* BEGIN INFORMATION SHOWN *

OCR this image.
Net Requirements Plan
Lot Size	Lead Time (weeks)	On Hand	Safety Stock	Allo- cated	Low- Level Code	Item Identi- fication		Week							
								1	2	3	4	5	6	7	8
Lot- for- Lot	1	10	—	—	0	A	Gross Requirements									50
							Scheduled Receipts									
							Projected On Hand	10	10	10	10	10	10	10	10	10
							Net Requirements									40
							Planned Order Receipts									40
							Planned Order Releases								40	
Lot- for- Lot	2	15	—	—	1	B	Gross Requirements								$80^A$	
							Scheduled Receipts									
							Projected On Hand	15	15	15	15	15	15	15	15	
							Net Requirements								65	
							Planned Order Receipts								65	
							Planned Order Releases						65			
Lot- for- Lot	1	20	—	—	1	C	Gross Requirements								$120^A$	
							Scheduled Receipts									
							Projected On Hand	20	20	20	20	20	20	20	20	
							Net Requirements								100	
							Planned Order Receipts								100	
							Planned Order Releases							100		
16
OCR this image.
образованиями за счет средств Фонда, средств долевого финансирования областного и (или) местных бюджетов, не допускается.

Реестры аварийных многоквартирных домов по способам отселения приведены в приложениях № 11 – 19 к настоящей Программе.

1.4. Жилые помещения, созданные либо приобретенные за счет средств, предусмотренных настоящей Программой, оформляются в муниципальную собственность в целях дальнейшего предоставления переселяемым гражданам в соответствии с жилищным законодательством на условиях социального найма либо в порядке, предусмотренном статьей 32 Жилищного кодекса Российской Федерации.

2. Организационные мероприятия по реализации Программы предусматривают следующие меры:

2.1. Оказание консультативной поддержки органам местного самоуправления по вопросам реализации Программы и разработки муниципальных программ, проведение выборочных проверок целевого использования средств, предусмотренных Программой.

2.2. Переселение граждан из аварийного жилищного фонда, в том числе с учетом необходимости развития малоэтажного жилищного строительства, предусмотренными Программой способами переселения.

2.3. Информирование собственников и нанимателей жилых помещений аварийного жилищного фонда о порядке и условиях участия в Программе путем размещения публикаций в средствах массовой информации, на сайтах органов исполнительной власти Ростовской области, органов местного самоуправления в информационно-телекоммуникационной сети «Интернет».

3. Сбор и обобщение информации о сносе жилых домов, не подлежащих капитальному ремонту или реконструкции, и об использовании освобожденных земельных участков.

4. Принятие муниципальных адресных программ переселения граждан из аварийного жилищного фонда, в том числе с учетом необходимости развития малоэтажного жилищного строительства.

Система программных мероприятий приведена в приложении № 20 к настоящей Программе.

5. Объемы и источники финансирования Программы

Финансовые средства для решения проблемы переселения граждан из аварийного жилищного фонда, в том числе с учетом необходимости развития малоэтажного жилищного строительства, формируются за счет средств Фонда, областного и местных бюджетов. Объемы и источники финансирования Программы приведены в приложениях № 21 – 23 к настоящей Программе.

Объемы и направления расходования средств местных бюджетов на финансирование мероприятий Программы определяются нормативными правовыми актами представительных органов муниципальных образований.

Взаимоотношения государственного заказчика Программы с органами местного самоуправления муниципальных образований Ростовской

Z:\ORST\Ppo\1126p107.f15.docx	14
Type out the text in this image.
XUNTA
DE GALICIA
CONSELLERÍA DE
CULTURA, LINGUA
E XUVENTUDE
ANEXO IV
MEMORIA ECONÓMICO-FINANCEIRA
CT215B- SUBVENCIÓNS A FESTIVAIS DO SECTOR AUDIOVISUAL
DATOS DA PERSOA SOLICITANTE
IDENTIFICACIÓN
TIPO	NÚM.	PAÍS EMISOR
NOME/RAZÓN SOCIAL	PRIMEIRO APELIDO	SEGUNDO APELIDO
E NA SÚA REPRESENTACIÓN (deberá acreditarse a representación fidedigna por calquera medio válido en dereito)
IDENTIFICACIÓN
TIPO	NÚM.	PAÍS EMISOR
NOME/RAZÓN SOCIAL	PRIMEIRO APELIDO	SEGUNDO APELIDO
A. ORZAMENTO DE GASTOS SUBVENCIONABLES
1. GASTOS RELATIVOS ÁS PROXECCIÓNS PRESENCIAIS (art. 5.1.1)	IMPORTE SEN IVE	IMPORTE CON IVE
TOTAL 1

* END INFORMATION SHOWN *

## GOAL OF THE EXERCISE
Only the lines from the one containing "Type out the text in this image." to the end of the data should be printed, exactly as they stand.

## FINAL RESULT
Type out the text in this image.
XUNTA
DE GALICIA
CONSELLERÍA DE
CULTURA, LINGUA
E XUVENTUDE
ANEXO IV
MEMORIA ECONÓMICO-FINANCEIRA
CT215B- SUBVENCIÓNS A FESTIVAIS DO SECTOR AUDIOVISUAL
DATOS DA PERSOA SOLICITANTE
IDENTIFICACIÓN
TIPO	NÚM.	PAÍS EMISOR
NOME/RAZÓN SOCIAL	PRIMEIRO APELIDO	SEGUNDO APELIDO
E NA SÚA REPRESENTACIÓN (deberá acreditarse a representación fidedigna por calquera medio válido en dereito)
IDENTIFICACIÓN
TIPO	NÚM.	PAÍS EMISOR
NOME/RAZÓN SOCIAL	PRIMEIRO APELIDO	SEGUNDO APELIDO
A. ORZAMENTO DE GASTOS SUBVENCIONABLES
1. GASTOS RELATIVOS ÁS PROXECCIÓNS PRESENCIAIS (art. 5.1.1)	IMPORTE SEN IVE	IMPORTE CON IVE
TOTAL 1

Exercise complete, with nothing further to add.